### GOAL OF THE EXERCISE
Please reproduce every line of the entries below word for word, changing nothing.

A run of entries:
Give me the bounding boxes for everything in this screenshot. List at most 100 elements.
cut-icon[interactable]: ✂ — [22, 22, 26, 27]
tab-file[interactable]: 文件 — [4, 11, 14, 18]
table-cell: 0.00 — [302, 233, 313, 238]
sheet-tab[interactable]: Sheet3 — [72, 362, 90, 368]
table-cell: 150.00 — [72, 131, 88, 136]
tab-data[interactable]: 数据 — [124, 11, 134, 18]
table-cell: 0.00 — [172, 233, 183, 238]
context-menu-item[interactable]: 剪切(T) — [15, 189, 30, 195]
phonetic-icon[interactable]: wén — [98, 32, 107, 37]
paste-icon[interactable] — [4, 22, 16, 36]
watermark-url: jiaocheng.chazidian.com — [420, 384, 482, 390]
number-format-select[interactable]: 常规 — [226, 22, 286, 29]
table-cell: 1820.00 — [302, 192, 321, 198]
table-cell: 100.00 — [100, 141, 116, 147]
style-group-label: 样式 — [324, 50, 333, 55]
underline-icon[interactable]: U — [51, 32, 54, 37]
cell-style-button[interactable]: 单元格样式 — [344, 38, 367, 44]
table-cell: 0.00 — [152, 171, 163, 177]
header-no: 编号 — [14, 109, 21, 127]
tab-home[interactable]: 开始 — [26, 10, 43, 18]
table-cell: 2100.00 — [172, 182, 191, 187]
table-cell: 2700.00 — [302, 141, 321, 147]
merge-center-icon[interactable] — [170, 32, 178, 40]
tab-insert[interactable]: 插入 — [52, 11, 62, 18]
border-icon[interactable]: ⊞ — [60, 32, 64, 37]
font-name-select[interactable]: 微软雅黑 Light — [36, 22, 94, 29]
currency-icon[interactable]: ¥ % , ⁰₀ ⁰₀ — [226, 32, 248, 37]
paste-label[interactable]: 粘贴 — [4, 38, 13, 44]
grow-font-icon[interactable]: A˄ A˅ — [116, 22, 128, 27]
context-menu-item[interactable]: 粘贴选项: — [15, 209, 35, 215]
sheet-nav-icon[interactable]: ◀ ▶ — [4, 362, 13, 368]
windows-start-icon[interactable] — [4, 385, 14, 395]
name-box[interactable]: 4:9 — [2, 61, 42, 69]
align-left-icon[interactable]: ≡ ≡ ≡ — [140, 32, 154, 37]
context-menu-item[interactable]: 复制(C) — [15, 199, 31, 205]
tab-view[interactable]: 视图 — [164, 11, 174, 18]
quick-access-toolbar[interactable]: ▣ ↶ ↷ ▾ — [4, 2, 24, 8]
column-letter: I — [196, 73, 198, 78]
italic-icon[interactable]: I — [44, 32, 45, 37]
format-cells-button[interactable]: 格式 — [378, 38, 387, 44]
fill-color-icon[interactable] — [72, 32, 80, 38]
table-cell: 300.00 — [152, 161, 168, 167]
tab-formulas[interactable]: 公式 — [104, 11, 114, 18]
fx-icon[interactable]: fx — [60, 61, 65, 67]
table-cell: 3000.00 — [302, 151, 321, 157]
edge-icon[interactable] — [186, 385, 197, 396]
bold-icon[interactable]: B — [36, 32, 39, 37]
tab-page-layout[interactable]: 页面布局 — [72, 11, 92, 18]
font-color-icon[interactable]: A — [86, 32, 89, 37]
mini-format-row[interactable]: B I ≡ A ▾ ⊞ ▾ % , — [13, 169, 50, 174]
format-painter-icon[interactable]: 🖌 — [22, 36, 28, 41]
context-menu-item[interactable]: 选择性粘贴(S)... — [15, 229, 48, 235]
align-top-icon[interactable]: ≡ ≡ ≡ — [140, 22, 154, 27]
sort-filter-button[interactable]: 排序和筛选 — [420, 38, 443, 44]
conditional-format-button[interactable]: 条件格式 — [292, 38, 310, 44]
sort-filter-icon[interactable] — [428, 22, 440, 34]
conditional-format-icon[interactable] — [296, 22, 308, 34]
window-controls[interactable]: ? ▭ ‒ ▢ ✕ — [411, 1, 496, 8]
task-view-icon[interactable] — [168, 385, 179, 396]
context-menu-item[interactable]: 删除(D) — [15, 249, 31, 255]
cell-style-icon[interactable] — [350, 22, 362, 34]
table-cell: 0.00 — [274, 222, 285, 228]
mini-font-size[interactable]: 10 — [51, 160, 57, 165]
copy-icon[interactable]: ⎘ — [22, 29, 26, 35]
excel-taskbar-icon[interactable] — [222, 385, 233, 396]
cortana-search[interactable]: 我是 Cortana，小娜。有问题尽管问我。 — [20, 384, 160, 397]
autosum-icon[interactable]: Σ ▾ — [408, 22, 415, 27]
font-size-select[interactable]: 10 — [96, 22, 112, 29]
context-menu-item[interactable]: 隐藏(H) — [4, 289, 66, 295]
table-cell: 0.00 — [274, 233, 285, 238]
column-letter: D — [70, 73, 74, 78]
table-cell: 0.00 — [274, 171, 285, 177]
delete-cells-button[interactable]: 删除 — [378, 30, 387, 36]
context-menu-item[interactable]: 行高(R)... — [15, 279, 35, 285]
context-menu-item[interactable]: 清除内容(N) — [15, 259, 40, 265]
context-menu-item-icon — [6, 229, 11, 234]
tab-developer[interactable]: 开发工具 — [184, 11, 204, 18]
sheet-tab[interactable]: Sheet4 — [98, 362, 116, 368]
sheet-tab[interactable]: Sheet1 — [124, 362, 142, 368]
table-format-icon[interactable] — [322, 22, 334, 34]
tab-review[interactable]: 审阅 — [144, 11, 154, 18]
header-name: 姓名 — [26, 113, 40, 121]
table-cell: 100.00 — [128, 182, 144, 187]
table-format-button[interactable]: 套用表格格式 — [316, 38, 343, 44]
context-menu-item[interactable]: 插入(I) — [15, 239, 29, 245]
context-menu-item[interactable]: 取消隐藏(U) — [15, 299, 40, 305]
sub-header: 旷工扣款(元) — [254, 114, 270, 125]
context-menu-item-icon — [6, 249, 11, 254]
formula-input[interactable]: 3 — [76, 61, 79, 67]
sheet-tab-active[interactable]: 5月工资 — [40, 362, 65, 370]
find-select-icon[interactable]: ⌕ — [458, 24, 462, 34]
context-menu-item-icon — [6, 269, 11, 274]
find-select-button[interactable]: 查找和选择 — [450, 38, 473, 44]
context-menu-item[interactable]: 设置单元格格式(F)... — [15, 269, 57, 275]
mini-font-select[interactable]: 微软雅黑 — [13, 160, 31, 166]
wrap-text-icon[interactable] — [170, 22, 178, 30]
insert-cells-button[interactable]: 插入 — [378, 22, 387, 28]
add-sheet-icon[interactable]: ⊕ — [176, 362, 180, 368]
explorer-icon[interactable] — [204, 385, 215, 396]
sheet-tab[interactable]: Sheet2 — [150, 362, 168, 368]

### IN RESPONSE
Give me the bounding boxes for everything in this screenshot. List at most 100 elements.
cut-icon[interactable]: ✂ — [22, 22, 26, 27]
tab-file[interactable]: 文件 — [4, 11, 14, 18]
table-cell: 0.00 — [302, 233, 313, 238]
sheet-tab[interactable]: Sheet3 — [72, 362, 90, 368]
table-cell: 150.00 — [72, 131, 88, 136]
tab-data[interactable]: 数据 — [124, 11, 134, 18]
table-cell: 0.00 — [172, 233, 183, 238]
context-menu-item[interactable]: 剪切(T) — [15, 189, 30, 195]
phonetic-icon[interactable]: wén — [98, 32, 107, 37]
paste-icon[interactable] — [4, 22, 16, 36]
watermark-url: jiaocheng.chazidian.com — [420, 384, 482, 390]
number-format-select[interactable]: 常规 — [226, 22, 286, 29]
table-cell: 1820.00 — [302, 192, 321, 198]
table-cell: 100.00 — [100, 141, 116, 147]
style-group-label: 样式 — [324, 50, 333, 55]
underline-icon[interactable]: U — [51, 32, 54, 37]
cell-style-button[interactable]: 单元格样式 — [344, 38, 367, 44]
table-cell: 0.00 — [152, 171, 163, 177]
header-no: 编号 — [14, 109, 21, 127]
tab-home[interactable]: 开始 — [26, 10, 43, 18]
table-cell: 2100.00 — [172, 182, 191, 187]
table-cell: 2700.00 — [302, 141, 321, 147]
merge-center-icon[interactable] — [170, 32, 178, 40]
tab-insert[interactable]: 插入 — [52, 11, 62, 18]
border-icon[interactable]: ⊞ — [60, 32, 64, 37]
font-name-select[interactable]: 微软雅黑 Light — [36, 22, 94, 29]
currency-icon[interactable]: ¥ % , ⁰₀ ⁰₀ — [226, 32, 248, 37]
paste-label[interactable]: 粘贴 — [4, 38, 13, 44]
grow-font-icon[interactable]: A˄ A˅ — [116, 22, 128, 27]
context-menu-item[interactable]: 粘贴选项: — [15, 209, 35, 215]
sheet-nav-icon[interactable]: ◀ ▶ — [4, 362, 13, 368]
windows-start-icon[interactable] — [4, 385, 14, 395]
name-box[interactable]: 4:9 — [2, 61, 42, 69]
align-left-icon[interactable]: ≡ ≡ ≡ — [140, 32, 154, 37]
context-menu-item[interactable]: 复制(C) — [15, 199, 31, 205]
tab-view[interactable]: 视图 — [164, 11, 174, 18]
quick-access-toolbar[interactable]: ▣ ↶ ↷ ▾ — [4, 2, 24, 8]
column-letter: I — [196, 73, 198, 78]
italic-icon[interactable]: I — [44, 32, 45, 37]
format-cells-button[interactable]: 格式 — [378, 38, 387, 44]
fill-color-icon[interactable] — [72, 32, 80, 38]
table-cell: 300.00 — [152, 161, 168, 167]
tab-formulas[interactable]: 公式 — [104, 11, 114, 18]
fx-icon[interactable]: fx — [60, 61, 65, 67]
table-cell: 3000.00 — [302, 151, 321, 157]
edge-icon[interactable] — [186, 385, 197, 396]
bold-icon[interactable]: B — [36, 32, 39, 37]
tab-page-layout[interactable]: 页面布局 — [72, 11, 92, 18]
font-color-icon[interactable]: A — [86, 32, 89, 37]
mini-format-row[interactable]: B I ≡ A ▾ ⊞ ▾ % , — [13, 169, 50, 174]
format-painter-icon[interactable]: 🖌 — [22, 36, 28, 41]
context-menu-item[interactable]: 选择性粘贴(S)... — [15, 229, 48, 235]
align-top-icon[interactable]: ≡ ≡ ≡ — [140, 22, 154, 27]
sort-filter-button[interactable]: 排序和筛选 — [420, 38, 443, 44]
conditional-format-button[interactable]: 条件格式 — [292, 38, 310, 44]
sort-filter-icon[interactable] — [428, 22, 440, 34]
conditional-format-icon[interactable] — [296, 22, 308, 34]
window-controls[interactable]: ? ▭ ‒ ▢ ✕ — [411, 1, 496, 8]
task-view-icon[interactable] — [168, 385, 179, 396]
context-menu-item[interactable]: 删除(D) — [15, 249, 31, 255]
cell-style-icon[interactable] — [350, 22, 362, 34]
table-cell: 0.00 — [274, 222, 285, 228]
mini-font-size[interactable]: 10 — [51, 160, 57, 165]
copy-icon[interactable]: ⎘ — [22, 29, 26, 35]
excel-taskbar-icon[interactable] — [222, 385, 233, 396]
cortana-search[interactable]: 我是 Cortana，小娜。有问题尽管问我。 — [20, 384, 160, 397]
autosum-icon[interactable]: Σ ▾ — [408, 22, 415, 27]
font-size-select[interactable]: 10 — [96, 22, 112, 29]
context-menu-item[interactable]: 隐藏(H) — [4, 289, 66, 295]
table-cell: 0.00 — [274, 233, 285, 238]
column-letter: D — [70, 73, 74, 78]
table-cell: 0.00 — [274, 171, 285, 177]
delete-cells-button[interactable]: 删除 — [378, 30, 387, 36]
context-menu-item[interactable]: 行高(R)... — [15, 279, 35, 285]
context-menu-item[interactable]: 清除内容(N) — [15, 259, 40, 265]
context-menu-item-icon — [6, 229, 11, 234]
tab-developer[interactable]: 开发工具 — [184, 11, 204, 18]
sheet-tab[interactable]: Sheet4 — [98, 362, 116, 368]
sheet-tab[interactable]: Sheet1 — [124, 362, 142, 368]
table-format-icon[interactable] — [322, 22, 334, 34]
tab-review[interactable]: 审阅 — [144, 11, 154, 18]
header-name: 姓名 — [26, 113, 40, 121]
table-cell: 100.00 — [128, 182, 144, 187]
table-format-button[interactable]: 套用表格格式 — [316, 38, 343, 44]
context-menu-item[interactable]: 插入(I) — [15, 239, 29, 245]
context-menu-item[interactable]: 取消隐藏(U) — [15, 299, 40, 305]
sub-header: 旷工扣款(元) — [254, 114, 270, 125]
context-menu-item-icon — [6, 249, 11, 254]
formula-input[interactable]: 3 — [76, 61, 79, 67]
sheet-tab-active[interactable]: 5月工资 — [40, 362, 65, 370]
find-select-icon[interactable]: ⌕ — [458, 24, 462, 34]
context-menu-item-icon — [6, 269, 11, 274]
find-select-button[interactable]: 查找和选择 — [450, 38, 473, 44]
context-menu-item[interactable]: 设置单元格格式(F)... — [15, 269, 57, 275]
mini-font-select[interactable]: 微软雅黑 — [13, 160, 31, 166]
wrap-text-icon[interactable] — [170, 22, 178, 30]
insert-cells-button[interactable]: 插入 — [378, 22, 387, 28]
add-sheet-icon[interactable]: ⊕ — [176, 362, 180, 368]
explorer-icon[interactable] — [204, 385, 215, 396]
sheet-tab[interactable]: Sheet2 — [150, 362, 168, 368]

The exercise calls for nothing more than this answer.